━━ Rows ━━

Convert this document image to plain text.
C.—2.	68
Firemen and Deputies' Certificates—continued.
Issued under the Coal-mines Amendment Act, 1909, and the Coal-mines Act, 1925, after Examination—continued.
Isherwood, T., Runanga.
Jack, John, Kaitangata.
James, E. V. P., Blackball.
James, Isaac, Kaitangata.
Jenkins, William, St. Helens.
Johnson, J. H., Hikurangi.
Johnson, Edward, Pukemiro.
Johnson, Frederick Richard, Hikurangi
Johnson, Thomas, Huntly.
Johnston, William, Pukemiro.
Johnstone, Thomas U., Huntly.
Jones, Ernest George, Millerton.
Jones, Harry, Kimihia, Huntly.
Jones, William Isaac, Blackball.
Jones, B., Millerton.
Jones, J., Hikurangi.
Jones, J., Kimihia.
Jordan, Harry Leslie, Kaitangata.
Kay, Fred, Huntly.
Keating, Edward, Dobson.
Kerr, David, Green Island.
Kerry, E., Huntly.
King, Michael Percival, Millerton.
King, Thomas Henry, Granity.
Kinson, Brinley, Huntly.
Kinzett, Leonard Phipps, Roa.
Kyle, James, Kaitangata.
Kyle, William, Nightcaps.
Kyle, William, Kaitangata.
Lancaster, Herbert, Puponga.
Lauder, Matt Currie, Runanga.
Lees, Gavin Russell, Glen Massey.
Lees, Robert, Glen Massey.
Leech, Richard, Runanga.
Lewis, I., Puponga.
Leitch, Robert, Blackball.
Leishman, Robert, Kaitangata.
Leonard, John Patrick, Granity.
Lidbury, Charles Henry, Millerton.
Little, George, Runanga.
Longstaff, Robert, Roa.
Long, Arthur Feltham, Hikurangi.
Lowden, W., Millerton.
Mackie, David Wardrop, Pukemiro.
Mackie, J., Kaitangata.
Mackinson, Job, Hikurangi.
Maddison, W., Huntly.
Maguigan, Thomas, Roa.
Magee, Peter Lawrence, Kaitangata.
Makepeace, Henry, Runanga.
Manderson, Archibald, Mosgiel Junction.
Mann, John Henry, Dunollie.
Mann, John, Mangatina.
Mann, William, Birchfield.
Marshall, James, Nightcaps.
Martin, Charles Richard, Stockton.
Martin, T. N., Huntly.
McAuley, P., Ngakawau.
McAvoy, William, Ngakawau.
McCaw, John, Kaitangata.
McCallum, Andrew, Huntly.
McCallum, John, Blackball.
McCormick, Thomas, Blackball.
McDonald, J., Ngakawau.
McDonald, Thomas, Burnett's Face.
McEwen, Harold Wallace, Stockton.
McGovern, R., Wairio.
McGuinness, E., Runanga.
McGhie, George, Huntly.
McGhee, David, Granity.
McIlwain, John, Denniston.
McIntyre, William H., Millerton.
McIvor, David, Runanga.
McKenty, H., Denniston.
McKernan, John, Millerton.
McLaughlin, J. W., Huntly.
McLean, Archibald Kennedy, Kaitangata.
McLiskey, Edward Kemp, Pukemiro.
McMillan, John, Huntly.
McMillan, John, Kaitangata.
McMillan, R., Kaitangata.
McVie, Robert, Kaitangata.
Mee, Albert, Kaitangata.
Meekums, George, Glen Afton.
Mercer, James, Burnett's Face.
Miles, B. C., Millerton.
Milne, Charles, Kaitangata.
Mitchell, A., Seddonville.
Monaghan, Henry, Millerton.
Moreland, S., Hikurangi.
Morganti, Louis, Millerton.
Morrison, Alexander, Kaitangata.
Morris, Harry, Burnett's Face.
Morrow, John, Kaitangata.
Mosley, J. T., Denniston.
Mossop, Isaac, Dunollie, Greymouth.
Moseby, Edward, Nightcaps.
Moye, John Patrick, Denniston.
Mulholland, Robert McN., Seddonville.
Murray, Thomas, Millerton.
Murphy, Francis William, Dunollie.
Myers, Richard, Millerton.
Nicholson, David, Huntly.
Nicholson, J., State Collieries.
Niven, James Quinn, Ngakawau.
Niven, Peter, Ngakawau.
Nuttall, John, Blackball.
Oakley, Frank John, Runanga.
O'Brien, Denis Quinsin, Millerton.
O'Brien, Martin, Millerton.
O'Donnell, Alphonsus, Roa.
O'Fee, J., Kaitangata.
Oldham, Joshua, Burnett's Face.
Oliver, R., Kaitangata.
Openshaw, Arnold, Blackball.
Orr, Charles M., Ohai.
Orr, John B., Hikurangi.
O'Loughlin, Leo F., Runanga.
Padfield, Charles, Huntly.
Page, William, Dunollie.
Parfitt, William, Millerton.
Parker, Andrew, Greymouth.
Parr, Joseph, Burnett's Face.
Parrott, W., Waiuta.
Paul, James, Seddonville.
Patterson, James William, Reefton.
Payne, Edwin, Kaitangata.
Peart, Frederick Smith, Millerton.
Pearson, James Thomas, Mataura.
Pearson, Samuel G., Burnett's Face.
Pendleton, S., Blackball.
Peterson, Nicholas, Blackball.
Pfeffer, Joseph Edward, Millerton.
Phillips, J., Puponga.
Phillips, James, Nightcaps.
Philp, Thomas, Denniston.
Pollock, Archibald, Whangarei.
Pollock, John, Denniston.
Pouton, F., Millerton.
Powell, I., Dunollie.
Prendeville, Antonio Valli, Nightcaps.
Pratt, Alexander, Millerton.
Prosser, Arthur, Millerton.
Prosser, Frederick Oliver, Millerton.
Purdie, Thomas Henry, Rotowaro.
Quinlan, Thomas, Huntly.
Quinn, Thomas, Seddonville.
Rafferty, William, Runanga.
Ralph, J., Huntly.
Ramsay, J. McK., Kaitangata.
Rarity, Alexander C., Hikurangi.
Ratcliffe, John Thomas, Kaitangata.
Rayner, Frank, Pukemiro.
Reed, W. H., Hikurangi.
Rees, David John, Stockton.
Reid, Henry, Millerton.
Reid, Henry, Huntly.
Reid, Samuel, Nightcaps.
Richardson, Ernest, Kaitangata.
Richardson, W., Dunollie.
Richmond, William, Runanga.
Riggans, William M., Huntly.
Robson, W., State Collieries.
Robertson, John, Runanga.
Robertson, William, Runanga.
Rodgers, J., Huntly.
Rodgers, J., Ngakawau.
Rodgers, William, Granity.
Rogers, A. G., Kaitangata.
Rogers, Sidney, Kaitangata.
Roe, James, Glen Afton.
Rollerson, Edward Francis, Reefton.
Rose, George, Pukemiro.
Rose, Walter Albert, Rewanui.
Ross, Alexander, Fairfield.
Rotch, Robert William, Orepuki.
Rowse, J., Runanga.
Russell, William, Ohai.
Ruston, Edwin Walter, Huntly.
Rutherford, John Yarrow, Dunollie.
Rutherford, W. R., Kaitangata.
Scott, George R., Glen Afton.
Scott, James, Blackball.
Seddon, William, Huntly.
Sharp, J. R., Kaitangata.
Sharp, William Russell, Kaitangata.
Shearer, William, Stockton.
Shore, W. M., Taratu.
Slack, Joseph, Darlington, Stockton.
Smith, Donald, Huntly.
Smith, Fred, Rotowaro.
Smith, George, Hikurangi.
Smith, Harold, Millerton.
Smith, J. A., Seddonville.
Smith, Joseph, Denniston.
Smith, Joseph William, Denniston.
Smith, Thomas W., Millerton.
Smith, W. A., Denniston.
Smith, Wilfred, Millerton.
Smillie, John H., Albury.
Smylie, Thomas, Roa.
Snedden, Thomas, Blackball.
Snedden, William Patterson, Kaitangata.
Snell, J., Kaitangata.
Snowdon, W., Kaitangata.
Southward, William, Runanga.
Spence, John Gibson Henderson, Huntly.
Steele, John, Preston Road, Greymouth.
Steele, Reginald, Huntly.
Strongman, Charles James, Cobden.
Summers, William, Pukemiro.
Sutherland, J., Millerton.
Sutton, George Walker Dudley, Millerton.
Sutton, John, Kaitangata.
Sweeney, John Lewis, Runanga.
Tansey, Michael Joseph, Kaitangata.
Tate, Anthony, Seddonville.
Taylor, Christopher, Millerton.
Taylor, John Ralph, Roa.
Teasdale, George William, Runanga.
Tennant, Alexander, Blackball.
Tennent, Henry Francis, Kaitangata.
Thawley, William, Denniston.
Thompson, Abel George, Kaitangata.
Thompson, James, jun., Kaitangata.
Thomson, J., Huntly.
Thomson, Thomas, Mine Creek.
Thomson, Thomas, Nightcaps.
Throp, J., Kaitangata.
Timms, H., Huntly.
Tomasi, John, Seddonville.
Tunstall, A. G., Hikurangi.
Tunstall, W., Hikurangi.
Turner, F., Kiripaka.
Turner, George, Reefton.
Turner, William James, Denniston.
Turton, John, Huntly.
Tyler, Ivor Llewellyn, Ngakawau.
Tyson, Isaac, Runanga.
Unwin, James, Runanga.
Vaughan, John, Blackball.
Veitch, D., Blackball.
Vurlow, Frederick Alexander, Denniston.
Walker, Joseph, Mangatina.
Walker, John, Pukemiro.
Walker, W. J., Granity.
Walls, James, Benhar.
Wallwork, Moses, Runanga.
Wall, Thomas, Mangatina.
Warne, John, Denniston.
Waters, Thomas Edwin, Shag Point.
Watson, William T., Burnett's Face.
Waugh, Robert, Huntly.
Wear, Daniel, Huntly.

━━━

● Task details: Filter the records down to the lines that contain the string "Isaac", and copy those lines.

● Response for this exercise:
James, Isaac, Kaitangata.
Jones, William Isaac, Blackball.
Mossop, Isaac, Dunollie, Greymouth.
Tyson, Isaac, Runanga.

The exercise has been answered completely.